## Exercise task
Transcribe the listing exactly, leaving out every picture.

## Extracted records
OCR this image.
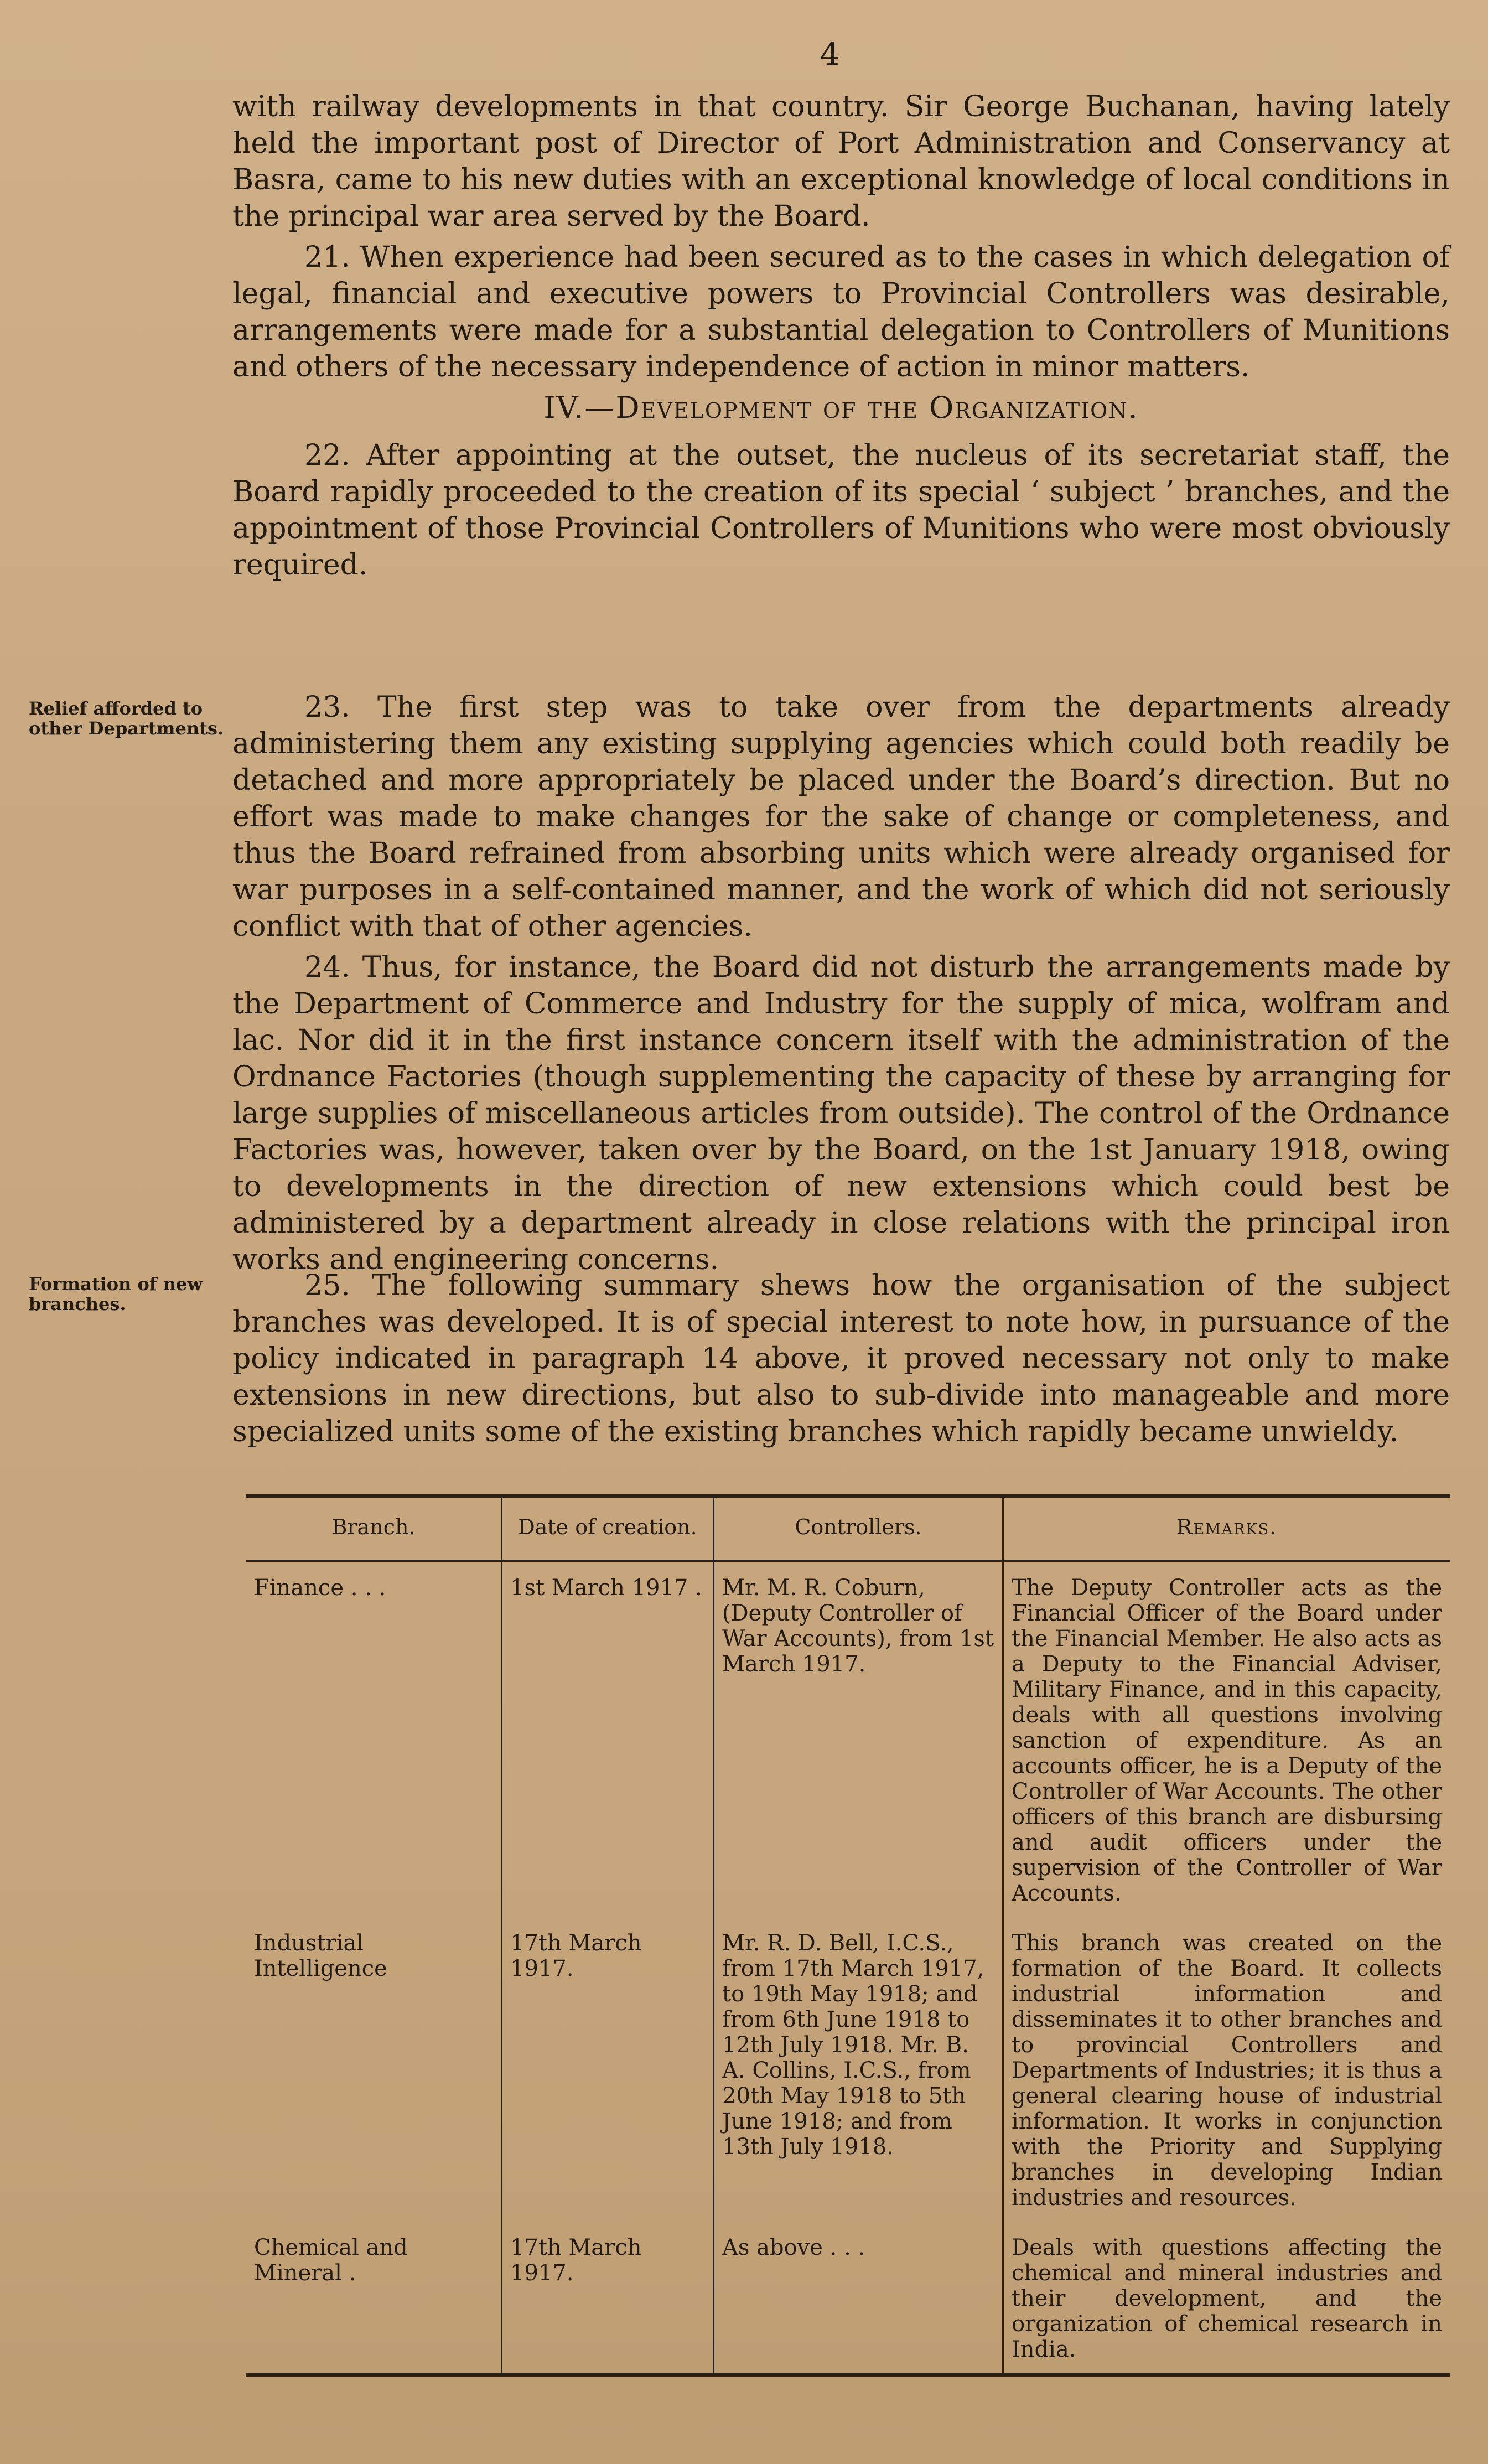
4

with railway developments in that country. Sir George Buchanan, having lately held the important post of Director of Port Administration and Conservancy at Basra, came to his new duties with an exceptional knowledge of local conditions in the principal war area served by the Board.

21. When experience had been secured as to the cases in which delegation of legal, financial and executive powers to Provincial Controllers was desirable, arrangements were made for a substantial delegation to Controllers of Munitions and others of the necessary independence of action in minor matters.

IV.—Development of the Organization.

22. After appointing at the outset, the nucleus of its secretariat staff, the Board rapidly proceeded to the creation of its special ‘ subject ’ branches, and the appointment of those Provincial Controllers of Munitions who were most obviously required.

Relief afforded to other Departments.

23. The first step was to take over from the departments already administering them any existing supplying agencies which could both readily be detached and more appropriately be placed under the Board’s direction. But no effort was made to make changes for the sake of change or completeness, and thus the Board refrained from absorbing units which were already organised for war purposes in a self-contained manner, and the work of which did not seriously conflict with that of other agencies.

24. Thus, for instance, the Board did not disturb the arrangements made by the Department of Commerce and Industry for the supply of mica, wolfram and lac. Nor did it in the first instance concern itself with the administration of the Ordnance Factories (though supplementing the capacity of these by arranging for large supplies of miscellaneous articles from outside). The control of the Ordnance Factories was, however, taken over by the Board, on the 1st January 1918, owing to developments in the direction of new extensions which could best be administered by a department already in close relations with the principal iron works and engineering concerns.

Formation of new branches.

25. The following summary shews how the organisation of the subject branches was developed. It is of special interest to note how, in pursuance of the policy indicated in paragraph 14 above, it proved necessary not only to make extensions in new directions, but also to sub-divide into manageable and more specialized units some of the existing branches which rapidly became unwieldy.

Branch.	Date of creation.	Controllers.	Remarks.
Finance . . .	1st March 1917 .	Mr. M. R. Coburn, (Deputy Controller of War Accounts), from 1st March 1917.	The Deputy Controller acts as the Financial Officer of the Board under the Financial Member. He also acts as a Deputy to the Financial Adviser, Military Finance, and in this capacity, deals with all questions involving sanction of expenditure. As an accounts officer, he is a Deputy of the Controller of War Accounts. The other officers of this branch are disbursing and audit officers under the supervision of the Controller of War Accounts.
Industrial Intelligence	17th March 1917.	Mr. R. D. Bell, I.C.S., from 17th March 1917, to 19th May 1918; and from 6th June 1918 to 12th July 1918. Mr. B. A. Collins, I.C.S., from 20th May 1918 to 5th June 1918; and from 13th July 1918.	This branch was created on the formation of the Board. It collects industrial information and disseminates it to other branches and to provincial Controllers and Departments of Industries; it is thus a general clearing house of industrial information. It works in conjunction with the Priority and Supplying branches in developing Indian industries and resources.
Chemical and Mineral .	17th March 1917.	As above . . .	Deals with questions affecting the chemical and mineral industries and their development, and the organization of chemical research in India.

## Task result
OCR this image.
4

with railway developments in that country. Sir George Buchanan, having lately held the important post of Director of Port Administration and Conservancy at Basra, came to his new duties with an exceptional knowledge of local conditions in the principal war area served by the Board.

21. When experience had been secured as to the cases in which delegation of legal, financial and executive powers to Provincial Controllers was desirable, arrangements were made for a substantial delegation to Controllers of Munitions and others of the necessary independence of action in minor matters.

IV.—Development of the Organization.

22. After appointing at the outset, the nucleus of its secretariat staff, the Board rapidly proceeded to the creation of its special ‘ subject ’ branches, and the appointment of those Provincial Controllers of Munitions who were most obviously required.

Relief afforded to other Departments.

23. The first step was to take over from the departments already administering them any existing supplying agencies which could both readily be detached and more appropriately be placed under the Board’s direction. But no effort was made to make changes for the sake of change or completeness, and thus the Board refrained from absorbing units which were already organised for war purposes in a self-contained manner, and the work of which did not seriously conflict with that of other agencies.

24. Thus, for instance, the Board did not disturb the arrangements made by the Department of Commerce and Industry for the supply of mica, wolfram and lac. Nor did it in the first instance concern itself with the administration of the Ordnance Factories (though supplementing the capacity of these by arranging for large supplies of miscellaneous articles from outside). The control of the Ordnance Factories was, however, taken over by the Board, on the 1st January 1918, owing to developments in the direction of new extensions which could best be administered by a department already in close relations with the principal iron works and engineering concerns.

Formation of new branches.

25. The following summary shews how the organisation of the subject branches was developed. It is of special interest to note how, in pursuance of the policy indicated in paragraph 14 above, it proved necessary not only to make extensions in new directions, but also to sub-divide into manageable and more specialized units some of the existing branches which rapidly became unwieldy.

Branch.	Date of creation.	Controllers.	Remarks.
Finance . . .	1st March 1917 .	Mr. M. R. Coburn, (Deputy Controller of War Accounts), from 1st March 1917.	The Deputy Controller acts as the Financial Officer of the Board under the Financial Member. He also acts as a Deputy to the Financial Adviser, Military Finance, and in this capacity, deals with all questions involving sanction of expenditure. As an accounts officer, he is a Deputy of the Controller of War Accounts. The other officers of this branch are disbursing and audit officers under the supervision of the Controller of War Accounts.
Industrial Intelligence	17th March 1917.	Mr. R. D. Bell, I.C.S., from 17th March 1917, to 19th May 1918; and from 6th June 1918 to 12th July 1918. Mr. B. A. Collins, I.C.S., from 20th May 1918 to 5th June 1918; and from 13th July 1918.	This branch was created on the formation of the Board. It collects industrial information and disseminates it to other branches and to provincial Controllers and Departments of Industries; it is thus a general clearing house of industrial information. It works in conjunction with the Priority and Supplying branches in developing Indian industries and resources.
Chemical and Mineral .	17th March 1917.	As above . . .	Deals with questions affecting the chemical and mineral industries and their development, and the organization of chemical research in India.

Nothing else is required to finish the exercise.